**WHAT THE EXERCISE ASKS**
Could you set down, word for word, the passage of the asthma treatment article below from "Of the original" up to and including "a computer app."?

Machine learning helps physicians see which patients will respond to asthma treatment

With help from clinical variables identified using machine learning techniques, physicians can predict which of their severe asthma patients may benefit from treatment with systemic corticosteroids, a study published in the American Journal of Respiratory and Critical Care Medicine found.

"Systemic corticosteroids are the most effective therapy we have for asthma, but not all patients respond in the same way," said researcher Wei Wu, PhD. "Unfortunately, when clinicians don't see a big improvement after initial treatment, they might give patients even higher doses. If a patient is one of those who can't be helped by corticosteroids, the higher dose just means worse side effects."

To better understand how different subgroups of patients respond to systemic corticosteroid therapy, the researchers, from Pittsburgh-based Carnegie Mellon University, used a machine learning algorithm to sort through 100 variables for 346 adult patients in the Severe Asthma Research Program.

The algorithm, developed by Dr. Wu and Seojin Bang, a PhD student in Carnegie Mellon's computational biology department, recognizes patterns in massive volumes of complex clinical data. The algorithm put patients into four subgroups, including two for severe asthmatics — one that responded to systemic corticosteroids and one that did not.

Of the original 100 variables, the researchers found 12 — including age of onset, weight, race and scores on a quality-of-life questionnaire — that could correctly categorize patients with high confidence for responding to the therapy if processed by a computer app.

They then used the 12 variables to categorize a group of 182 participants not included in the original analysis and found the variables proved effective in successfully categorizing these patients.

"We believe we've made progress toward making precision medicine a reality," Dr. Wu said. "Five years ago, we were only able to categorize patients clinically. Now, using incredibly complex data, we're able to predict how these subgroups will respond to a critical drug treatment."

**LISTED ENTRIES**

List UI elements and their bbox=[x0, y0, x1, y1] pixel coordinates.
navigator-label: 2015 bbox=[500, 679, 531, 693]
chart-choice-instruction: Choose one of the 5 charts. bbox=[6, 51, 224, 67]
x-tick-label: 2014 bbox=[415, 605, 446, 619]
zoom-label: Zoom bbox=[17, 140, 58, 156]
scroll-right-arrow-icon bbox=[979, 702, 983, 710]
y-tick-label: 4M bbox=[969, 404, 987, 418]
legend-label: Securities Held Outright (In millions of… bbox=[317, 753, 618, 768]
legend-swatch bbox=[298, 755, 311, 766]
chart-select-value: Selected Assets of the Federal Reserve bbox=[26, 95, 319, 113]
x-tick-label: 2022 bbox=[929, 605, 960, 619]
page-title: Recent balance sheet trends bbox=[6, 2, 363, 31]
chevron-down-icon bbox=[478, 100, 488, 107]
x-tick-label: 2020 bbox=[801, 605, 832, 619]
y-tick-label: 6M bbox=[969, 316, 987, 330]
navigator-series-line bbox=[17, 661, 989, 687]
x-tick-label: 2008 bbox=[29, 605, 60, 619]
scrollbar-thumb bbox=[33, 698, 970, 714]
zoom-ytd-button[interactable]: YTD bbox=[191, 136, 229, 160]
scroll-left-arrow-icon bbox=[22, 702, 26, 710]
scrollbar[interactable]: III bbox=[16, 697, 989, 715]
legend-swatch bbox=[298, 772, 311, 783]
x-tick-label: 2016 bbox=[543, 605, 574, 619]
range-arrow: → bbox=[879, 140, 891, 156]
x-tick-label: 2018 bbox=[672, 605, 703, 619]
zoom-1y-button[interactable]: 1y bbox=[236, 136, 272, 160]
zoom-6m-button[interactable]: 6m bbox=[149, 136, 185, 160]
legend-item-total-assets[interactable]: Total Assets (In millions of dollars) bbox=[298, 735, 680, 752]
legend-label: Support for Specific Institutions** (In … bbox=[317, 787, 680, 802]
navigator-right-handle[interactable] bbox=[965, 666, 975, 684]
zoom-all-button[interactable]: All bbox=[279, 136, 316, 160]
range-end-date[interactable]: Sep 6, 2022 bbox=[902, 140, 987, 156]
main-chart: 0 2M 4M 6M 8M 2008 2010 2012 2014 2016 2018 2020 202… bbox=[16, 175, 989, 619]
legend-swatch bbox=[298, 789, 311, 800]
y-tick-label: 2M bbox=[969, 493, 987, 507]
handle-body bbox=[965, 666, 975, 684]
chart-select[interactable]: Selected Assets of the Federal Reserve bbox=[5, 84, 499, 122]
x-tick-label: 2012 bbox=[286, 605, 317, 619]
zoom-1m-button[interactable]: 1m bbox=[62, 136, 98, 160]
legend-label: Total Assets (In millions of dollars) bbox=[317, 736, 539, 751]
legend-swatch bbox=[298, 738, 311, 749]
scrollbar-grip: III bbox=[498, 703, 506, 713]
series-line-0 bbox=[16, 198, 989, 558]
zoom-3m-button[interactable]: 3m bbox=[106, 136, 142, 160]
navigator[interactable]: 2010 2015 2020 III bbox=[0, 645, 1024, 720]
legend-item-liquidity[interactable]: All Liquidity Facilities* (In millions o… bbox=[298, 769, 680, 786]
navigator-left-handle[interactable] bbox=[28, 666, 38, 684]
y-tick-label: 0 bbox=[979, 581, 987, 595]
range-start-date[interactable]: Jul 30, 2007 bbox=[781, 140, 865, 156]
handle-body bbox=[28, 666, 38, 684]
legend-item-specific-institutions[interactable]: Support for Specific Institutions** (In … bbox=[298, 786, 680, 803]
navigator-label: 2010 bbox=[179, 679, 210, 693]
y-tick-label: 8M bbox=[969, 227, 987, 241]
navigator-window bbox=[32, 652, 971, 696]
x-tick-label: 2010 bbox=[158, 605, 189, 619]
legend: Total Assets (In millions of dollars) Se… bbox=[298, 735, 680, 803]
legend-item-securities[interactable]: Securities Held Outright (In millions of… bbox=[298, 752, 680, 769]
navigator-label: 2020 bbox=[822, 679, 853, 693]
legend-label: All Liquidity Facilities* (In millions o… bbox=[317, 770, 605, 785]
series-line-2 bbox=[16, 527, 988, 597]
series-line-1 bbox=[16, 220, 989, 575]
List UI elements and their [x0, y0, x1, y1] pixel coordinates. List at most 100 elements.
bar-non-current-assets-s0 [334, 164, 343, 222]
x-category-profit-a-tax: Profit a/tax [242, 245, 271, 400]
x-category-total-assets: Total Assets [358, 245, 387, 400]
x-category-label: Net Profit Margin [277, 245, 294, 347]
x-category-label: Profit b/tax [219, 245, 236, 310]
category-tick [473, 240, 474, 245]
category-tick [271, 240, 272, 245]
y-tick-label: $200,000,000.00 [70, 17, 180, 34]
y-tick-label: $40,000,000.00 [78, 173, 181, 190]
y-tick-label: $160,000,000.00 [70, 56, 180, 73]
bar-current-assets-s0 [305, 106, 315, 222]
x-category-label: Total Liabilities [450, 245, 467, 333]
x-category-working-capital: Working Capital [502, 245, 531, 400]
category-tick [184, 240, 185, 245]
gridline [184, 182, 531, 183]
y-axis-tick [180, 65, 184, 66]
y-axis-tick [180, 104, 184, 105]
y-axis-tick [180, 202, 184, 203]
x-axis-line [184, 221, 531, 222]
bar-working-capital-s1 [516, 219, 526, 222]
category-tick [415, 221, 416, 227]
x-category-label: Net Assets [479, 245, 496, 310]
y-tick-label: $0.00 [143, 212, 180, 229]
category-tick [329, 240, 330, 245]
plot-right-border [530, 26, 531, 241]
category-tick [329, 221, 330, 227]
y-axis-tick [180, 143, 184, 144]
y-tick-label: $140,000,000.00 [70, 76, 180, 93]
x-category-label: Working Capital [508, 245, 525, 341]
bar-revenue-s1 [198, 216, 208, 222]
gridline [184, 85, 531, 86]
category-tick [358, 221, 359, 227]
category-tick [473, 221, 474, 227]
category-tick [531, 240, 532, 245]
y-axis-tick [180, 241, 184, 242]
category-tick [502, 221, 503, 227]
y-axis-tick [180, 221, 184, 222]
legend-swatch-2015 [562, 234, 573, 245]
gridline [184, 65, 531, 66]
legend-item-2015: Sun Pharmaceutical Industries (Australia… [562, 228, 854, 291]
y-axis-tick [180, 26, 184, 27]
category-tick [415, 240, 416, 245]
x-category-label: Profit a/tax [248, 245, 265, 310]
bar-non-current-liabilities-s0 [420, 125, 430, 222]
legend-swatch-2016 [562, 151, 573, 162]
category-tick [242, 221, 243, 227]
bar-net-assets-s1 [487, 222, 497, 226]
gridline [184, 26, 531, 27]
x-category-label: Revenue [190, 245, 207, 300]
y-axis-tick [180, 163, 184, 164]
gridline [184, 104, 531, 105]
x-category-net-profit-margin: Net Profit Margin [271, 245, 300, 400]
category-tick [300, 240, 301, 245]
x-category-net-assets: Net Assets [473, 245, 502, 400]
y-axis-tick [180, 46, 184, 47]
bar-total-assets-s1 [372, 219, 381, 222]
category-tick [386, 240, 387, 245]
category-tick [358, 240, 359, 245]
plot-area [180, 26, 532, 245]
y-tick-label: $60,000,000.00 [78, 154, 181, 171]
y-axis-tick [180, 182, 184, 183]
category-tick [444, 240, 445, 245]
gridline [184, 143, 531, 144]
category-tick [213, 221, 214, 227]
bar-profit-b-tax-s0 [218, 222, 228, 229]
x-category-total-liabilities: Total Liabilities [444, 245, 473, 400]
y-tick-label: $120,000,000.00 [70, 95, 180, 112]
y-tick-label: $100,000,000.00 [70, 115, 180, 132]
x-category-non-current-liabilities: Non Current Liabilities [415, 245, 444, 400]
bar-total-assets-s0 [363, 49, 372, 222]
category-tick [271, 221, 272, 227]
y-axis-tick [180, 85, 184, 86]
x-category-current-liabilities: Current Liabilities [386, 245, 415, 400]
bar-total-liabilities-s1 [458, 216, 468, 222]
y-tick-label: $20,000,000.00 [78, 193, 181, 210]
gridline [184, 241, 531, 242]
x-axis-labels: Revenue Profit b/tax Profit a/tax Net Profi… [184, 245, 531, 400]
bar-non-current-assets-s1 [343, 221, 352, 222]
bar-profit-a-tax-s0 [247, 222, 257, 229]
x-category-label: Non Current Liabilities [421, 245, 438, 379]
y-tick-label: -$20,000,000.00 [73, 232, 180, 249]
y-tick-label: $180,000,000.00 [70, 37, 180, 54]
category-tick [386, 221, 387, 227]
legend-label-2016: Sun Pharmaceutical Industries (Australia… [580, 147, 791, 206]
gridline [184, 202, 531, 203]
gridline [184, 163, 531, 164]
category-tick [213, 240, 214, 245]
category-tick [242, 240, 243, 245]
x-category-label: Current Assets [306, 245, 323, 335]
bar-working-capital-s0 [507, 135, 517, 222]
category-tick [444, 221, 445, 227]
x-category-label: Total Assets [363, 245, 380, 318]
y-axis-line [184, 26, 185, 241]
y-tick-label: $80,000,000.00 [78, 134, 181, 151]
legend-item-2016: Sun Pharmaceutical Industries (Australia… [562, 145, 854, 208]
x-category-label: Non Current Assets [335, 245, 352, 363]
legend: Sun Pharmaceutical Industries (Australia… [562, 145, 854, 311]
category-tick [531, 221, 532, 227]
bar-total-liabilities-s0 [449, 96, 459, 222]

**RESULT FOR THIS TASK**
Of the original 100 variables, the researchers found 12 — including age of onset, weight, race and scores on a quality-of-life questionnaire — that could correctly categorize patients with high confidence for responding to the therapy if processed by a computer app.